§ **WORK TO BE COMPLETED**: Write out each record again exactly as it stands.

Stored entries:
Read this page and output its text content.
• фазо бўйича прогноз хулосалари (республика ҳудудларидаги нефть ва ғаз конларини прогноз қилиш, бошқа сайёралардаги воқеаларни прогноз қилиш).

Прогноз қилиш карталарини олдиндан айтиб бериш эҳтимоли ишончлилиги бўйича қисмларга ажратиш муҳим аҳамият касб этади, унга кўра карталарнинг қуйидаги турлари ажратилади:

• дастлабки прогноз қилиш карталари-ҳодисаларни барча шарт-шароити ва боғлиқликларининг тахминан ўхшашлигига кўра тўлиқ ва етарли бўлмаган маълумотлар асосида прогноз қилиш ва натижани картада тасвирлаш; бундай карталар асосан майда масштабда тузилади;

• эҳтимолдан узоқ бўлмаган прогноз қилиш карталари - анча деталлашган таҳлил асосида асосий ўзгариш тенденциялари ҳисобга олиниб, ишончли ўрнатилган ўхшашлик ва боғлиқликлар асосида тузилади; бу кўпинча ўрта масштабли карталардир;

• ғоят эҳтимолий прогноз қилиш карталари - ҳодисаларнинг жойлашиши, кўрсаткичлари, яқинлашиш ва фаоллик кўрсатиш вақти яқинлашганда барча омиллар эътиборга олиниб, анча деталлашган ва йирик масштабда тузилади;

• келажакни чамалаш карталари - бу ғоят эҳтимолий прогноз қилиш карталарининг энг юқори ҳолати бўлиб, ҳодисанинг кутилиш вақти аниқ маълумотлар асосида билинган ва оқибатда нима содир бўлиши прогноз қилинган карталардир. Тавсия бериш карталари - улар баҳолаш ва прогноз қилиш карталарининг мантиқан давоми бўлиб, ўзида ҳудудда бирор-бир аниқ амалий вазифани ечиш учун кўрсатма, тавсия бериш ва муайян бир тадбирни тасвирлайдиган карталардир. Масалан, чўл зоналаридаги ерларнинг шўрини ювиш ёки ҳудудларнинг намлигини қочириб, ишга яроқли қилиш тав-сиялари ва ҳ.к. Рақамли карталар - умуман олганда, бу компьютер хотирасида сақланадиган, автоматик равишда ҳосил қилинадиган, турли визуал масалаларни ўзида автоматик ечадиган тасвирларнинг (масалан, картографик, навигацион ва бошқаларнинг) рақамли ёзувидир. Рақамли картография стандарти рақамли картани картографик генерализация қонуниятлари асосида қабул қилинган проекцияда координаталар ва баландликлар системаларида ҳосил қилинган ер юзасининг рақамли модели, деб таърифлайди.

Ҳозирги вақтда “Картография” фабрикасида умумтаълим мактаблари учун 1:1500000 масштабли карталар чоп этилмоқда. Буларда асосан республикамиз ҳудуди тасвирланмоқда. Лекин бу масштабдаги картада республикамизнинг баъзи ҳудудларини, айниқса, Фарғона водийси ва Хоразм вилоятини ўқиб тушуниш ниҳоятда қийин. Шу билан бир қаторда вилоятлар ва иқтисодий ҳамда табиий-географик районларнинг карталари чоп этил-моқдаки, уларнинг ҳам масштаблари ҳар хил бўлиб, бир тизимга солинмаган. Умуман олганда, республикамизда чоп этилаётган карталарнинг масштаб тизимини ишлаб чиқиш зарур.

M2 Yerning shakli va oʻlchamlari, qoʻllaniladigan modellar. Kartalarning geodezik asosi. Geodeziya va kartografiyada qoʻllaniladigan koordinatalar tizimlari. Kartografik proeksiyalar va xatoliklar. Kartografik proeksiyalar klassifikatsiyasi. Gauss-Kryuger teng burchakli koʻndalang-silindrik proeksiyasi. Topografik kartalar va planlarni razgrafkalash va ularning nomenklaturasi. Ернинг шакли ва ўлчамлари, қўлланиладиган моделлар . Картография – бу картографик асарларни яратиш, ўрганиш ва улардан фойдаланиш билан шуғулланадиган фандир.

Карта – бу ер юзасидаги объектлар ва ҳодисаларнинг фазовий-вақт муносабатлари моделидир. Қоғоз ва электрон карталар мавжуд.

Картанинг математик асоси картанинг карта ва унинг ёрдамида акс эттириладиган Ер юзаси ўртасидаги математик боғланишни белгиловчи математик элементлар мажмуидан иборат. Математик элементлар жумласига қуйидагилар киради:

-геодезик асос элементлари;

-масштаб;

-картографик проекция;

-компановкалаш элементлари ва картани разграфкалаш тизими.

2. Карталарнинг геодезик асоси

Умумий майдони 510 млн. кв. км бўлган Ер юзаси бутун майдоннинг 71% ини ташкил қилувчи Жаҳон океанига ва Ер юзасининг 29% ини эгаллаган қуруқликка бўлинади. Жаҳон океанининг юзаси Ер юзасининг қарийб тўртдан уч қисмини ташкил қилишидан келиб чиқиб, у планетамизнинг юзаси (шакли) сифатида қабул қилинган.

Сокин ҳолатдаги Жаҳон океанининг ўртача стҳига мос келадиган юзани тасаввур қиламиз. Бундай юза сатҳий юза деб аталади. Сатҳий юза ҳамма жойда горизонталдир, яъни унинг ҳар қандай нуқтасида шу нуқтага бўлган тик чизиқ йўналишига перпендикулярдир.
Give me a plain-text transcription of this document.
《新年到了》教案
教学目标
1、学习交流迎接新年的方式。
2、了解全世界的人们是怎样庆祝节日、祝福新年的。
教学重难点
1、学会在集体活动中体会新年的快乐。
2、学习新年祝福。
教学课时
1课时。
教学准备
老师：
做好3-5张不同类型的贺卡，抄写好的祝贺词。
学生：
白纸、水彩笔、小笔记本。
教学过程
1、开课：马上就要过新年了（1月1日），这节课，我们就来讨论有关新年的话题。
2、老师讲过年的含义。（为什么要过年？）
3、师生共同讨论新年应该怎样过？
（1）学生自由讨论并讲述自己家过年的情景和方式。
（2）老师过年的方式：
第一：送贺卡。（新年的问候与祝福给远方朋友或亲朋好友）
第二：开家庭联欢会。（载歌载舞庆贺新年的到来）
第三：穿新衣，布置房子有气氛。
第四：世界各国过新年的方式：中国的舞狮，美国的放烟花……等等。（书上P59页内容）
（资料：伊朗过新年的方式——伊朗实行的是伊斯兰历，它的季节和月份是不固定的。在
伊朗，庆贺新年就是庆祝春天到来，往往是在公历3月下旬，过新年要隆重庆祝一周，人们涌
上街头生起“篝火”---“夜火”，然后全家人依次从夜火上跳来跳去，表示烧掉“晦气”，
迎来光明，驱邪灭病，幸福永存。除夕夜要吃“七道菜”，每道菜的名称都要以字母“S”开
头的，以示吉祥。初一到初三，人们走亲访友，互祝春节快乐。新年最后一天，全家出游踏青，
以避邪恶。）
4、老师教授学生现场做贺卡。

§ **SOLUTION TO THIS TASK**:
Read this page and output its text content.
• фазо бўйича прогноз хулосалари (республика ҳудудларидаги нефть ва ғаз конларини прогноз қилиш, бошқа сайёралардаги воқеаларни прогноз қилиш).

Прогноз қилиш карталарини олдиндан айтиб бериш эҳтимоли ишончлилиги бўйича қисмларга ажратиш муҳим аҳамият касб этади, унга кўра карталарнинг қуйидаги турлари ажратилади:

• дастлабки прогноз қилиш карталари-ҳодисаларни барча шарт-шароити ва боғлиқликларининг тахминан ўхшашлигига кўра тўлиқ ва етарли бўлмаган маълумотлар асосида прогноз қилиш ва натижани картада тасвирлаш; бундай карталар асосан майда масштабда тузилади;

• эҳтимолдан узоқ бўлмаган прогноз қилиш карталари - анча деталлашган таҳлил асосида асосий ўзгариш тенденциялари ҳисобга олиниб, ишончли ўрнатилган ўхшашлик ва боғлиқликлар асосида тузилади; бу кўпинча ўрта масштабли карталардир;

• ғоят эҳтимолий прогноз қилиш карталари - ҳодисаларнинг жойлашиши, кўрсаткичлари, яқинлашиш ва фаоллик кўрсатиш вақти яқинлашганда барча омиллар эътиборга олиниб, анча деталлашган ва йирик масштабда тузилади;

• келажакни чамалаш карталари - бу ғоят эҳтимолий прогноз қилиш карталарининг энг юқори ҳолати бўлиб, ҳодисанинг кутилиш вақти аниқ маълумотлар асосида билинган ва оқибатда нима содир бўлиши прогноз қилинган карталардир. Тавсия бериш карталари - улар баҳолаш ва прогноз қилиш карталарининг мантиқан давоми бўлиб, ўзида ҳудудда бирор-бир аниқ амалий вазифани ечиш учун кўрсатма, тавсия бериш ва муайян бир тадбирни тасвирлайдиган карталардир. Масалан, чўл зоналаридаги ерларнинг шўрини ювиш ёки ҳудудларнинг намлигини қочириб, ишга яроқли қилиш тав-сиялари ва ҳ.к. Рақамли карталар - умуман олганда, бу компьютер хотирасида сақланадиган, автоматик равишда ҳосил қилинадиган, турли визуал масалаларни ўзида автоматик ечадиган тасвирларнинг (масалан, картографик, навигацион ва бошқаларнинг) рақамли ёзувидир. Рақамли картография стандарти рақамли картани картографик генерализация қонуниятлари асосида қабул қилинган проекцияда координаталар ва баландликлар системаларида ҳосил қилинган ер юзасининг рақамли модели, деб таърифлайди.

Ҳозирги вақтда “Картография” фабрикасида умумтаълим мактаблари учун 1:1500000 масштабли карталар чоп этилмоқда. Буларда асосан республикамиз ҳудуди тасвирланмоқда. Лекин бу масштабдаги картада республикамизнинг баъзи ҳудудларини, айниқса, Фарғона водийси ва Хоразм вилоятини ўқиб тушуниш ниҳоятда қийин. Шу билан бир қаторда вилоятлар ва иқтисодий ҳамда табиий-географик районларнинг карталари чоп этил-моқдаки, уларнинг ҳам масштаблари ҳар хил бўлиб, бир тизимга солинмаган. Умуман олганда, республикамизда чоп этилаётган карталарнинг масштаб тизимини ишлаб чиқиш зарур.

M2 Yerning shakli va oʻlchamlari, qoʻllaniladigan modellar. Kartalarning geodezik asosi. Geodeziya va kartografiyada qoʻllaniladigan koordinatalar tizimlari. Kartografik proeksiyalar va xatoliklar. Kartografik proeksiyalar klassifikatsiyasi. Gauss-Kryuger teng burchakli koʻndalang-silindrik proeksiyasi. Topografik kartalar va planlarni razgrafkalash va ularning nomenklaturasi. Ернинг шакли ва ўлчамлари, қўлланиладиган моделлар . Картография – бу картографик асарларни яратиш, ўрганиш ва улардан фойдаланиш билан шуғулланадиган фандир.

Карта – бу ер юзасидаги объектлар ва ҳодисаларнинг фазовий-вақт муносабатлари моделидир. Қоғоз ва электрон карталар мавжуд.

Картанинг математик асоси картанинг карта ва унинг ёрдамида акс эттириладиган Ер юзаси ўртасидаги математик боғланишни белгиловчи математик элементлар мажмуидан иборат. Математик элементлар жумласига қуйидагилар киради:

-геодезик асос элементлари;

-масштаб;

-картографик проекция;

-компановкалаш элементлари ва картани разграфкалаш тизими.

2. Карталарнинг геодезик асоси

Умумий майдони 510 млн. кв. км бўлган Ер юзаси бутун майдоннинг 71% ини ташкил қилувчи Жаҳон океанига ва Ер юзасининг 29% ини эгаллаган қуруқликка бўлинади. Жаҳон океанининг юзаси Ер юзасининг қарийб тўртдан уч қисмини ташкил қилишидан келиб чиқиб, у планетамизнинг юзаси (шакли) сифатида қабул қилинган.

Сокин ҳолатдаги Жаҳон океанининг ўртача стҳига мос келадиган юзани тасаввур қиламиз. Бундай юза сатҳий юза деб аталади. Сатҳий юза ҳамма жойда горизонталдир, яъни унинг ҳар қандай нуқтасида шу нуқтага бўлган тик чизиқ йўналишига перпендикулярдир.
Give me a plain-text transcription of this document.
《新年到了》教案
教学目标
1、学习交流迎接新年的方式。
2、了解全世界的人们是怎样庆祝节日、祝福新年的。
教学重难点
1、学会在集体活动中体会新年的快乐。
2、学习新年祝福。
教学课时
1课时。
教学准备
老师：
做好3-5张不同类型的贺卡，抄写好的祝贺词。
学生：
白纸、水彩笔、小笔记本。
教学过程
1、开课：马上就要过新年了（1月1日），这节课，我们就来讨论有关新年的话题。
2、老师讲过年的含义。（为什么要过年？）
3、师生共同讨论新年应该怎样过？
（1）学生自由讨论并讲述自己家过年的情景和方式。
（2）老师过年的方式：
第一：送贺卡。（新年的问候与祝福给远方朋友或亲朋好友）
第二：开家庭联欢会。（载歌载舞庆贺新年的到来）
第三：穿新衣，布置房子有气氛。
第四：世界各国过新年的方式：中国的舞狮，美国的放烟花……等等。（书上P59页内容）
（资料：伊朗过新年的方式——伊朗实行的是伊斯兰历，它的季节和月份是不固定的。在
伊朗，庆贺新年就是庆祝春天到来，往往是在公历3月下旬，过新年要隆重庆祝一周，人们涌
上街头生起“篝火”---“夜火”，然后全家人依次从夜火上跳来跳去，表示烧掉“晦气”，
迎来光明，驱邪灭病，幸福永存。除夕夜要吃“七道菜”，每道菜的名称都要以字母“S”开
头的，以示吉祥。初一到初三，人们走亲访友，互祝春节快乐。新年最后一天，全家出游踏青，
以避邪恶。）
4、老师教授学生现场做贺卡。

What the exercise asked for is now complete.